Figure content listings
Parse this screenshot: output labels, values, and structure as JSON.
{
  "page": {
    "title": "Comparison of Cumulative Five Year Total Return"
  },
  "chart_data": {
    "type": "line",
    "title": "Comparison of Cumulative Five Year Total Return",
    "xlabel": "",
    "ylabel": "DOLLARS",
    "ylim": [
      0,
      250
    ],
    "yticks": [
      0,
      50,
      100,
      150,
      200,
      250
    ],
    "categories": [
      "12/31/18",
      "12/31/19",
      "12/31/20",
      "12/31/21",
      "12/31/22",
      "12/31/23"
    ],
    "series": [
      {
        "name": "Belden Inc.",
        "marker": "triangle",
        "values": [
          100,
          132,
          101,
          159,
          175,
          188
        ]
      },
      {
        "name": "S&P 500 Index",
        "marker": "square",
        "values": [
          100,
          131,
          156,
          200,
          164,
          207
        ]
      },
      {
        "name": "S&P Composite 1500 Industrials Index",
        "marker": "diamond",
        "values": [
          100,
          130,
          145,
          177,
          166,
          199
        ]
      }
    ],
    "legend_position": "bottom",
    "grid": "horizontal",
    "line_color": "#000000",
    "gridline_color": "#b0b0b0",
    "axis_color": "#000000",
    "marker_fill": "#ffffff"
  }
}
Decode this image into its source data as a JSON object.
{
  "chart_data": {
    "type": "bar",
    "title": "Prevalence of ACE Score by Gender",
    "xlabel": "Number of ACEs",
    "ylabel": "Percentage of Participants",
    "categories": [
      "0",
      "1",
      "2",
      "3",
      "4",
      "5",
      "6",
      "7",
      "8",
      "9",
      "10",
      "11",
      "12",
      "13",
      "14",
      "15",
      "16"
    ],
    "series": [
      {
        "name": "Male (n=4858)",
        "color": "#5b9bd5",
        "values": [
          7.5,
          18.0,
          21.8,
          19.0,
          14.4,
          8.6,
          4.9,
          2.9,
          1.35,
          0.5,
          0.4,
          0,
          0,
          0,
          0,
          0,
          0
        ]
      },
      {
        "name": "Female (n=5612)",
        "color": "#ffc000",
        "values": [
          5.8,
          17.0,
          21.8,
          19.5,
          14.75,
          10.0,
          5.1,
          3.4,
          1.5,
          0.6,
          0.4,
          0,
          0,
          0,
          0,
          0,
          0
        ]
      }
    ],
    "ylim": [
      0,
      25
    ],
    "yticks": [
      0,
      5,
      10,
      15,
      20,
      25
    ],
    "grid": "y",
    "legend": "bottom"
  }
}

- Instructions to follow
Begin at the line containing "Decode this image" and reproduce each line through the end of the records above.

- Final result
Decode this image into its source data as a JSON object.
{
  "chart_data": {
    "type": "bar",
    "title": "Prevalence of ACE Score by Gender",
    "xlabel": "Number of ACEs",
    "ylabel": "Percentage of Participants",
    "categories": [
      "0",
      "1",
      "2",
      "3",
      "4",
      "5",
      "6",
      "7",
      "8",
      "9",
      "10",
      "11",
      "12",
      "13",
      "14",
      "15",
      "16"
    ],
    "series": [
      {
        "name": "Male (n=4858)",
        "color": "#5b9bd5",
        "values": [
          7.5,
          18.0,
          21.8,
          19.0,
          14.4,
          8.6,
          4.9,
          2.9,
          1.35,
          0.5,
          0.4,
          0,
          0,
          0,
          0,
          0,
          0
        ]
      },
      {
        "name": "Female (n=5612)",
        "color": "#ffc000",
        "values": [
          5.8,
          17.0,
          21.8,
          19.5,
          14.75,
          10.0,
          5.1,
          3.4,
          1.5,
          0.6,
          0.4,
          0,
          0,
          0,
          0,
          0,
          0
        ]
      }
    ],
    "ylim": [
      0,
      25
    ],
    "yticks": [
      0,
      5,
      10,
      15,
      20,
      25
    ],
    "grid": "y",
    "legend": "bottom"
  }
}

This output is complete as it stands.